%%

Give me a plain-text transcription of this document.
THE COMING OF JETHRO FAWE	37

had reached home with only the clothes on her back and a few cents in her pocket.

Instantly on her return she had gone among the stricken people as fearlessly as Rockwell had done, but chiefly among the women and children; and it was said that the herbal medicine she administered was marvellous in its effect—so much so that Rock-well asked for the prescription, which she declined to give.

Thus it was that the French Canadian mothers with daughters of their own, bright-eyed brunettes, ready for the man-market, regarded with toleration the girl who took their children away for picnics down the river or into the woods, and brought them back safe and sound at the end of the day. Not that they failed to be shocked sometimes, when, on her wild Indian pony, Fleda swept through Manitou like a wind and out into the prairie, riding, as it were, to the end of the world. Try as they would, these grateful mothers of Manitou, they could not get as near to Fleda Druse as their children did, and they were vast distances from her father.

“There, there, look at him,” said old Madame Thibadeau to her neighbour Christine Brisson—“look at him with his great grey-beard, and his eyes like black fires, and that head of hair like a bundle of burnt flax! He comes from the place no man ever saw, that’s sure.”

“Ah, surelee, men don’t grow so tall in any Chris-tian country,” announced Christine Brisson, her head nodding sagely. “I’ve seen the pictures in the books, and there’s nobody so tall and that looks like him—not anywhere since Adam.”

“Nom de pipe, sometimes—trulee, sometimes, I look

%%

- _The task_
Above are the records; retype every one exactly.

- _Written response_
Give me a plain-text transcription of this document.
THE COMING OF JETHRO FAWE	37

had reached home with only the clothes on her back and a few cents in her pocket.

Instantly on her return she had gone among the stricken people as fearlessly as Rockwell had done, but chiefly among the women and children; and it was said that the herbal medicine she administered was marvellous in its effect—so much so that Rock-well asked for the prescription, which she declined to give.

Thus it was that the French Canadian mothers with daughters of their own, bright-eyed brunettes, ready for the man-market, regarded with toleration the girl who took their children away for picnics down the river or into the woods, and brought them back safe and sound at the end of the day. Not that they failed to be shocked sometimes, when, on her wild Indian pony, Fleda swept through Manitou like a wind and out into the prairie, riding, as it were, to the end of the world. Try as they would, these grateful mothers of Manitou, they could not get as near to Fleda Druse as their children did, and they were vast distances from her father.

“There, there, look at him,” said old Madame Thibadeau to her neighbour Christine Brisson—“look at him with his great grey-beard, and his eyes like black fires, and that head of hair like a bundle of burnt flax! He comes from the place no man ever saw, that’s sure.”

“Ah, surelee, men don’t grow so tall in any Chris-tian country,” announced Christine Brisson, her head nodding sagely. “I’ve seen the pictures in the books, and there’s nobody so tall and that looks like him—not anywhere since Adam.”

“Nom de pipe, sometimes—trulee, sometimes, I look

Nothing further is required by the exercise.